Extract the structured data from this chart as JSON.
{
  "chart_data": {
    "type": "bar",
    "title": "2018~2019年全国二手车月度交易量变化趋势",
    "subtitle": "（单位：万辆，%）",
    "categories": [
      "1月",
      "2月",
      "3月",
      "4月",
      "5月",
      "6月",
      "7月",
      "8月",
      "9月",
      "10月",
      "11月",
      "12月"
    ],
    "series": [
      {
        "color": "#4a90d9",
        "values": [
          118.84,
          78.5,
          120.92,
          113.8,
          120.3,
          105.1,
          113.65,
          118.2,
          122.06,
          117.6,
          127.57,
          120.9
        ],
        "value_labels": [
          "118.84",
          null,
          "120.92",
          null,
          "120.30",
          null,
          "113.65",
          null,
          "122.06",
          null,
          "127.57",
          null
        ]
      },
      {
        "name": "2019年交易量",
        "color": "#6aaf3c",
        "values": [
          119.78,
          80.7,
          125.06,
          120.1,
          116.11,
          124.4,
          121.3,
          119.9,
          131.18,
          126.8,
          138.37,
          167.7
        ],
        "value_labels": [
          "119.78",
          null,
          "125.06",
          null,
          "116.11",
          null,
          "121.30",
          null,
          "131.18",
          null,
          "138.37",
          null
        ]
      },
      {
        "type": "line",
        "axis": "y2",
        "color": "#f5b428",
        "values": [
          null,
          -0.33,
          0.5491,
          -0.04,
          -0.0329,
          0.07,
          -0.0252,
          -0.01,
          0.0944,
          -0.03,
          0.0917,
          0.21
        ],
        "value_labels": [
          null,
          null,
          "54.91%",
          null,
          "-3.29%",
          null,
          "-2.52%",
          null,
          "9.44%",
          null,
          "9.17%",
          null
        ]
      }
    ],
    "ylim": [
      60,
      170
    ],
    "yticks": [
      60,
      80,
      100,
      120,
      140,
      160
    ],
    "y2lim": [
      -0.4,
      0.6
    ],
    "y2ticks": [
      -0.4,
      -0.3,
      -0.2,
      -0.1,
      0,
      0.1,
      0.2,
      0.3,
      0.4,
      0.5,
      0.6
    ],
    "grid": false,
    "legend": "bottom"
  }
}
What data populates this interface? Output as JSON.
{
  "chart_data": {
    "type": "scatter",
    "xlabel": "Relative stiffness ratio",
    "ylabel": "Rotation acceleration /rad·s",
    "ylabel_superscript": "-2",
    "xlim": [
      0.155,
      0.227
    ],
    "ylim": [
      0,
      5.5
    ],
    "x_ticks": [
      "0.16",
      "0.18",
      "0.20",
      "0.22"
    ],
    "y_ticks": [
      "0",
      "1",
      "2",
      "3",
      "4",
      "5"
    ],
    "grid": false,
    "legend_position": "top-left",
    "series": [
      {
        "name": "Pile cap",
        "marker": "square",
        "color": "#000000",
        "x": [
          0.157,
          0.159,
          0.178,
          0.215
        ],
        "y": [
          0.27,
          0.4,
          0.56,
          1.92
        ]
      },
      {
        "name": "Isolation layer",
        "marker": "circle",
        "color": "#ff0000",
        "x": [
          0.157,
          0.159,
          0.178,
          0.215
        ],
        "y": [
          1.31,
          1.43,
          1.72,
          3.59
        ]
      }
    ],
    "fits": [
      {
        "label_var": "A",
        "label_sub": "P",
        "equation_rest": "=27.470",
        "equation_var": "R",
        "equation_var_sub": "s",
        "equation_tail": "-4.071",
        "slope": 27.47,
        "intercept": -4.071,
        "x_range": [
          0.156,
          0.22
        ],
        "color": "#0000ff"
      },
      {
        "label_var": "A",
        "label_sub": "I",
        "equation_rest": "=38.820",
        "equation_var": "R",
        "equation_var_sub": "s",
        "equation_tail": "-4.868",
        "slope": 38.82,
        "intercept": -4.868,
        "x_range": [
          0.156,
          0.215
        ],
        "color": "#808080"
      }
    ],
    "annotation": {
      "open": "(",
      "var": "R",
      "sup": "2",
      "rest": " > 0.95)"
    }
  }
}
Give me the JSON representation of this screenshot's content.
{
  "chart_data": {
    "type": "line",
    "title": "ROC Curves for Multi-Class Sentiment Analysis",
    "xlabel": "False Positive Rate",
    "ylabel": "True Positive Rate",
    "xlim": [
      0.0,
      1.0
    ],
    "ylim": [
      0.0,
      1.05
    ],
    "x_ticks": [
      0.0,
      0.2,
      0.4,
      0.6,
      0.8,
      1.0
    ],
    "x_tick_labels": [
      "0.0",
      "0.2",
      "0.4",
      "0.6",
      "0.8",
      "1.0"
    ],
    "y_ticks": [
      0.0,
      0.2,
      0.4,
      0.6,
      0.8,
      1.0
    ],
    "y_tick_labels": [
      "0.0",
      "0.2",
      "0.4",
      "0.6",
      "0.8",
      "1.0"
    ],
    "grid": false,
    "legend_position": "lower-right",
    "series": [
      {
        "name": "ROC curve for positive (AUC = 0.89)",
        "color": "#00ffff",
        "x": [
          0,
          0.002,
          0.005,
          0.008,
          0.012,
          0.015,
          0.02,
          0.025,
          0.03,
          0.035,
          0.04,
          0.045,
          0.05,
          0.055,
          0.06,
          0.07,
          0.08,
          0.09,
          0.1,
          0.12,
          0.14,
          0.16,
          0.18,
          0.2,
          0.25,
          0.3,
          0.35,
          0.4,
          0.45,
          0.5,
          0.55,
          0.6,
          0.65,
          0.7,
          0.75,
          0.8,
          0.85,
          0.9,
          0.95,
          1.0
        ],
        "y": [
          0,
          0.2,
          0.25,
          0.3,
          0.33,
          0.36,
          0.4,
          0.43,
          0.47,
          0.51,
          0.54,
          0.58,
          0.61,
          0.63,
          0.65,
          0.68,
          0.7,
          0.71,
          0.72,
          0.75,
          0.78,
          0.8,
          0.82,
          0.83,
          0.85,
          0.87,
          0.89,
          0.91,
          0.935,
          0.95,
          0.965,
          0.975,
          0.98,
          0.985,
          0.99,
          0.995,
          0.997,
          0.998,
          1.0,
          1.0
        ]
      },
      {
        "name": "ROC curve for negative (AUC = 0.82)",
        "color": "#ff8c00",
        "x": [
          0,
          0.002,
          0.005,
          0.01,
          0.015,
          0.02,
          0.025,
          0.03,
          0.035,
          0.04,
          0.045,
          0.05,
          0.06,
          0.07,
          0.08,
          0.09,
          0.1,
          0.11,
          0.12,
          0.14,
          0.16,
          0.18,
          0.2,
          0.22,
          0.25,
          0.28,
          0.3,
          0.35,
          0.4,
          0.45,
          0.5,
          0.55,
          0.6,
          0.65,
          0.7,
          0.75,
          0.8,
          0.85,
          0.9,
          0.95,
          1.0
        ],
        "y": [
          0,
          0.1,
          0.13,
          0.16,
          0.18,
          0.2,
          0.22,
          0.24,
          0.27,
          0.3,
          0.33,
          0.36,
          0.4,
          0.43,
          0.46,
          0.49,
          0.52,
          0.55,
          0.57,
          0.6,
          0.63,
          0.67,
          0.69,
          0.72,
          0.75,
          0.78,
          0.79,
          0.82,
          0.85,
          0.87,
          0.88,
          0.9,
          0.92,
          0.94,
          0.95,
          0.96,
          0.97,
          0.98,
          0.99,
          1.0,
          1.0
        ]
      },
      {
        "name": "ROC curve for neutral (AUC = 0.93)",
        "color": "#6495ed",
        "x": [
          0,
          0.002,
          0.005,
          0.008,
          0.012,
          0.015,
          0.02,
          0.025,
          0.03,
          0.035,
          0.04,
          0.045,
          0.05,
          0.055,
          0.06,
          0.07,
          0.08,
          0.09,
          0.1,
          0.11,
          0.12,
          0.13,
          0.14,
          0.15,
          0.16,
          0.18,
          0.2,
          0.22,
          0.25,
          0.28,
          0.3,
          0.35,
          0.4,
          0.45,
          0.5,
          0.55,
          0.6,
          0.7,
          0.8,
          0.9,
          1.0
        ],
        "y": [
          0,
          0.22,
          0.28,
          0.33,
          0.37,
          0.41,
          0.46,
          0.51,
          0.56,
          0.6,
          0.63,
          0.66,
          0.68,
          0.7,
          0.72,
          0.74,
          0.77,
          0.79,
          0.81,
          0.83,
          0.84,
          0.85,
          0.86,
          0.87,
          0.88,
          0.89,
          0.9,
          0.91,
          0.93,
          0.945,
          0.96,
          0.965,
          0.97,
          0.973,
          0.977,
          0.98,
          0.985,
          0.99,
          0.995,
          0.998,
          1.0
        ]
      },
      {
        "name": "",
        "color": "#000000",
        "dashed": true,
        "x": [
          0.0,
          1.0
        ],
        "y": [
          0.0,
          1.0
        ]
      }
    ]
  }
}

# # # #

Every line of the records that includes the word "Rate" should be gathered.

> Full response:
    "xlabel": "False Positive Rate",
    "ylabel": "True Positive Rate",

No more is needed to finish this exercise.